## Assignment:
Please find all lines in the data that hold the string "JSON" and copy them.
++++++++++
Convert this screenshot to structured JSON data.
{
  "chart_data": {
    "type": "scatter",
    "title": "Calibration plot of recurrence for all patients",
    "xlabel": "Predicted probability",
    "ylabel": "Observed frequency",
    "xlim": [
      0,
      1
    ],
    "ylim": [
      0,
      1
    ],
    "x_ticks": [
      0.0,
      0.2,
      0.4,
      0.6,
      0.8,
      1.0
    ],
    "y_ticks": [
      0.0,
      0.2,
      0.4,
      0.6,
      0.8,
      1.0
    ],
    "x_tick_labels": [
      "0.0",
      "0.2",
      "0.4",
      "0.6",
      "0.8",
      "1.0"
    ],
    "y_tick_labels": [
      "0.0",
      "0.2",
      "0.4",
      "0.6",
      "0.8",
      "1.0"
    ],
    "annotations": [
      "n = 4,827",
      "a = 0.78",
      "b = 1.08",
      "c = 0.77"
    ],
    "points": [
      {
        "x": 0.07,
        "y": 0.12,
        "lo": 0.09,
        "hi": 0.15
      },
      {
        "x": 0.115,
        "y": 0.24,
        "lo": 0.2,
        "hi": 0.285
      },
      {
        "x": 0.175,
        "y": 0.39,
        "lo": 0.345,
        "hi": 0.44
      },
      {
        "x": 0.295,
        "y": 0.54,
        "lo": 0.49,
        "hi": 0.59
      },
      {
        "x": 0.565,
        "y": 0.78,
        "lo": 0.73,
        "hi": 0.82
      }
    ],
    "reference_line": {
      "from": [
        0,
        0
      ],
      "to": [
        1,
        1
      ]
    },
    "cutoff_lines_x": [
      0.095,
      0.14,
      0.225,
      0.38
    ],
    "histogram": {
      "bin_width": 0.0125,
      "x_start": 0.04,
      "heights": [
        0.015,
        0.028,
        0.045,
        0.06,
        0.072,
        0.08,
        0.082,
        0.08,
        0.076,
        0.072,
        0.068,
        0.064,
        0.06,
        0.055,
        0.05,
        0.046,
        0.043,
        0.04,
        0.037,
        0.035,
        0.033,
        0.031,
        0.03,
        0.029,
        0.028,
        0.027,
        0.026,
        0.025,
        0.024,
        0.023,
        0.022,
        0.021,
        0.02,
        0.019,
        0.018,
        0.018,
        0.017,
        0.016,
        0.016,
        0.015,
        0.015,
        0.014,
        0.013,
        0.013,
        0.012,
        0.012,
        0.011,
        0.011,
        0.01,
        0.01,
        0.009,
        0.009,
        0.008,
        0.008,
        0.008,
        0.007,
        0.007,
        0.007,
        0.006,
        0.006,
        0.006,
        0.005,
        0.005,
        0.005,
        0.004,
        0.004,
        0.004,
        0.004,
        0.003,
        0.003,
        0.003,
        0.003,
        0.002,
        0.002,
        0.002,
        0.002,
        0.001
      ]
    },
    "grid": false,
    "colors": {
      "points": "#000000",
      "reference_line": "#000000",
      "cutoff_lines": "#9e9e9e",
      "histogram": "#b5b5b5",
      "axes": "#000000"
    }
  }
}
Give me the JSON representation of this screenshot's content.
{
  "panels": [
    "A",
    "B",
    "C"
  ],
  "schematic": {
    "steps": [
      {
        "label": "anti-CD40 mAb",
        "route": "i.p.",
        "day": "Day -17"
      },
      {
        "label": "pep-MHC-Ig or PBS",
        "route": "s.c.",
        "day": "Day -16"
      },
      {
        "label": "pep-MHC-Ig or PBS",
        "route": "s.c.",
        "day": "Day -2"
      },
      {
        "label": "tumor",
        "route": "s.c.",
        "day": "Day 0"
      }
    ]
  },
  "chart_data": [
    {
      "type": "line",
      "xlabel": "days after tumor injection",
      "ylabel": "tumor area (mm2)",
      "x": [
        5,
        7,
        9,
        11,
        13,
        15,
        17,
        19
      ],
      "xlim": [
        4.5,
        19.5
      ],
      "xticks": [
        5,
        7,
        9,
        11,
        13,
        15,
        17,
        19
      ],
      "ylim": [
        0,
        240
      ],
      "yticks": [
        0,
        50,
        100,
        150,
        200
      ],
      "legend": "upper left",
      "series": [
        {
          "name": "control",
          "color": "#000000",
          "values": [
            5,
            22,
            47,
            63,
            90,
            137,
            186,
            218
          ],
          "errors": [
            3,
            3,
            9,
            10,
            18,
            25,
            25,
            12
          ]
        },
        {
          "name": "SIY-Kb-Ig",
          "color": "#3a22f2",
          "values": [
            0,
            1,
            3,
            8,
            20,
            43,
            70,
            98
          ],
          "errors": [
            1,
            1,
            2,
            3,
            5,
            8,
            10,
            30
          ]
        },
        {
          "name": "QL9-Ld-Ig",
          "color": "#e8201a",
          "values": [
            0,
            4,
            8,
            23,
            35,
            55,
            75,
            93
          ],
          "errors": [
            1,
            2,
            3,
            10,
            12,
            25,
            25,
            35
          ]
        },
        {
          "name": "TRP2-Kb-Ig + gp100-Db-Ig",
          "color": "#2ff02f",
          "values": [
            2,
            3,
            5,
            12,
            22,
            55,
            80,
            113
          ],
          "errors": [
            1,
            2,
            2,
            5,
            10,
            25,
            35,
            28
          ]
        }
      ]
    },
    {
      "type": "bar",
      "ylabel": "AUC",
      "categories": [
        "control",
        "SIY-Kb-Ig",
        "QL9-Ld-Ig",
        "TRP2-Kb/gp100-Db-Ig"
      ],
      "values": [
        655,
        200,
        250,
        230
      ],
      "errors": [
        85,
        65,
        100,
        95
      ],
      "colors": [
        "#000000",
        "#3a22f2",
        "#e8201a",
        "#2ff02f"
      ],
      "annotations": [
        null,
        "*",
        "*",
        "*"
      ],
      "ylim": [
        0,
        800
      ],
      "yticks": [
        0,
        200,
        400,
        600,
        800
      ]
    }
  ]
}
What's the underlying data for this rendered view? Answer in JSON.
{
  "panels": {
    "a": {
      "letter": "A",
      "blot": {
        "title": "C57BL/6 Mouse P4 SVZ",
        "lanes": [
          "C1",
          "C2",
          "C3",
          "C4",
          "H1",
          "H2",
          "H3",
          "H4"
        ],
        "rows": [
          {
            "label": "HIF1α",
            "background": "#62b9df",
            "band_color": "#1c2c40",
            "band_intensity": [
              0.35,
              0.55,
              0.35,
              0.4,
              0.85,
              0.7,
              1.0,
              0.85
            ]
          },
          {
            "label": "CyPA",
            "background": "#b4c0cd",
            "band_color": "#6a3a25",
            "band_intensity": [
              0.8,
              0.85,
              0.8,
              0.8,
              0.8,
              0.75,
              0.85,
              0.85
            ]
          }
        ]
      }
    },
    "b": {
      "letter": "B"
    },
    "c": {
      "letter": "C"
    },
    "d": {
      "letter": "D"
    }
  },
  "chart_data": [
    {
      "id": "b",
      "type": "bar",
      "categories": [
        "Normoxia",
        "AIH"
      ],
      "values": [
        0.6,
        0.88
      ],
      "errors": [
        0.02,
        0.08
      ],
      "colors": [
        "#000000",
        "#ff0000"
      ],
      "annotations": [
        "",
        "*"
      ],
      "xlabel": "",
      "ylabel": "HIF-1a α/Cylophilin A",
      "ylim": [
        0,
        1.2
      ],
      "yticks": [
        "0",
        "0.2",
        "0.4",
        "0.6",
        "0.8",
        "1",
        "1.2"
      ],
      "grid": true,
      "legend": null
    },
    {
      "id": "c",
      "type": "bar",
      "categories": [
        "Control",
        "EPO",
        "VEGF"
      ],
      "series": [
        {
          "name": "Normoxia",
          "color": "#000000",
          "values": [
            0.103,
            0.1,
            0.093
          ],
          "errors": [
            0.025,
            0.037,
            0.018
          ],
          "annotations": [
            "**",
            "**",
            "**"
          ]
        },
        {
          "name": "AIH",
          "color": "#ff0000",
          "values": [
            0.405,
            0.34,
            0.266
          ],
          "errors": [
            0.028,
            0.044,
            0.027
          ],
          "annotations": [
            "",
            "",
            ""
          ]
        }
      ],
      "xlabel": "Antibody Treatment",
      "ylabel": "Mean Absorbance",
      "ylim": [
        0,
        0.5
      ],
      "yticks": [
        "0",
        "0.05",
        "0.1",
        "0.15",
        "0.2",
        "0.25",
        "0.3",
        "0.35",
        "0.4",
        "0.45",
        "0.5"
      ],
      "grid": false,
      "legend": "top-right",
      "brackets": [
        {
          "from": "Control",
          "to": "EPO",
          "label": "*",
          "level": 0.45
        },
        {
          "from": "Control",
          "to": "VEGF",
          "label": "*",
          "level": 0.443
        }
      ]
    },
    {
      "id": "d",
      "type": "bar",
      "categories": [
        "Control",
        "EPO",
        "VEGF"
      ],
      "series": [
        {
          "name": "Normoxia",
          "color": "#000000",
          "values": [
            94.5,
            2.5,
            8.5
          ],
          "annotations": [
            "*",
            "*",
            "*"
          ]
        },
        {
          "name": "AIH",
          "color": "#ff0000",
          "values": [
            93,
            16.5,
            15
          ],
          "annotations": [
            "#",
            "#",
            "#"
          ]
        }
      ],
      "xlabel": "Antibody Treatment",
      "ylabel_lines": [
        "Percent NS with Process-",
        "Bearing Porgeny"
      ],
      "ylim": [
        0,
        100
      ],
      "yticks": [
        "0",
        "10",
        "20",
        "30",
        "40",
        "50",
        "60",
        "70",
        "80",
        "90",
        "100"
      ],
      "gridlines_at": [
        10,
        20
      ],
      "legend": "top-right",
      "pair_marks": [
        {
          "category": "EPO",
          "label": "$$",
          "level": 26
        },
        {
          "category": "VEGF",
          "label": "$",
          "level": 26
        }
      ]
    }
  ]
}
++++++++++
## Result for this task:
Convert this screenshot to structured JSON data.
Give me the JSON representation of this screenshot's content.
What's the underlying data for this rendered view? Answer in JSON.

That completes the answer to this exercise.